## PASAJE FACILITADO
La mujer de 43 años es una de las dos exmodelos que han acusado a Daniel Siad, un cazatalentos francés con estrechos vínculos con el difunto financiero estadounidense, de preparar el terreno. “Estos hombres, mediante la manipulación, te prueban para ver hasta dónde se someterá una joven”, explica.

Según denuncia, Siad le preguntó si estaría interesada en “oportunidades profesionales” en EE UU para ver si aceptaría sin muchas preguntas. Poco después le enviaron un billete de avión con destino Nueva York y una dirección: allí la esperaba Epstein.

En la “segunda etapa” del proceso, Epstein le sacó el pasaporte anunció entonces que no tenía tiempo para verla ese día, pero le dio 120 dólares y dijo que podía usar su limusina para ir de compras. Ahora estaba “en deuda con él”. “Me avergoncé durante mucho tiempo. Años después, incluso pensé en devolverle el dinero”, explica.

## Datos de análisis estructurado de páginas
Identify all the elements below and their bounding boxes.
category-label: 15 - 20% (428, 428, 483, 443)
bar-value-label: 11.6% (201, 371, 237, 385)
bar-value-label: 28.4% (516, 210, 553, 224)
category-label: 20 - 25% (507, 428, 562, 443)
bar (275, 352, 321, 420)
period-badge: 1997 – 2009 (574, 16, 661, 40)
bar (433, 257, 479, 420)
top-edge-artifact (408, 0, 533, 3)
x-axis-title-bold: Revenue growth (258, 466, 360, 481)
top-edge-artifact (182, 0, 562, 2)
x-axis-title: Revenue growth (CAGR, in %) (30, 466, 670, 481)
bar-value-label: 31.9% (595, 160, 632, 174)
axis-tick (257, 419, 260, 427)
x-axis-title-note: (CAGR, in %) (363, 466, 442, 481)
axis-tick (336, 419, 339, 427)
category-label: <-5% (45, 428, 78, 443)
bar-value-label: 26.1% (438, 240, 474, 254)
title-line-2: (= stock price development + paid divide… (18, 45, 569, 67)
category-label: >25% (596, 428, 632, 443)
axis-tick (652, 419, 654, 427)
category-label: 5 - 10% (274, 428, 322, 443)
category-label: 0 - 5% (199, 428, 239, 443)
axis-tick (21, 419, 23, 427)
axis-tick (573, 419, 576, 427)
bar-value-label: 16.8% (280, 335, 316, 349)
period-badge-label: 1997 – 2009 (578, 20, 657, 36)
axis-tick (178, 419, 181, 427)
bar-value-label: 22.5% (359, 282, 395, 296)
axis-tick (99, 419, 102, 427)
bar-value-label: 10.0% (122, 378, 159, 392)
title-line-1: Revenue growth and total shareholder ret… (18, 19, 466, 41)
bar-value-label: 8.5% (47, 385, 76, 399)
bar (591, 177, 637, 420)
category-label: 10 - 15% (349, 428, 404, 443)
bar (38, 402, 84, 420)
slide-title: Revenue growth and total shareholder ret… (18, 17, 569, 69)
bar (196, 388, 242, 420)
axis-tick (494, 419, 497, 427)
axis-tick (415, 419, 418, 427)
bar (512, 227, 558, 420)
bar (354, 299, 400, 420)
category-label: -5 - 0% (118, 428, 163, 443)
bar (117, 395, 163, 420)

## INSTRUCCIÓN DE TRABAJO A
Reproduce el fragmento del pasaje, empezando por "La mujer de" y siguiendo hasta "la esperaba Epstein.".
## INSTRUCCIÓN DE TRABAJO B
Según el pasaje, ¿a qué ciudad iba el billete de avión que le enviaron a la mujer?

## RESPUESTA ESCRITA A
La mujer de 43 años es una de las dos exmodelos que han acusado a Daniel Siad, un cazatalentos francés con estrechos vínculos con el difunto financiero estadounidense, de preparar el terreno. “Estos hombres, mediante la manipulación, te prueban para ver hasta dónde se someterá una joven”, explica.

Según denuncia, Siad le preguntó si estaría interesada en “oportunidades profesionales” en EE UU para ver si aceptaría sin muchas preguntas. Poco después le enviaron un billete de avión con destino Nueva York y una dirección: allí la esperaba Epstein.

## RESPUESTA ESCRITA B
A Nueva York.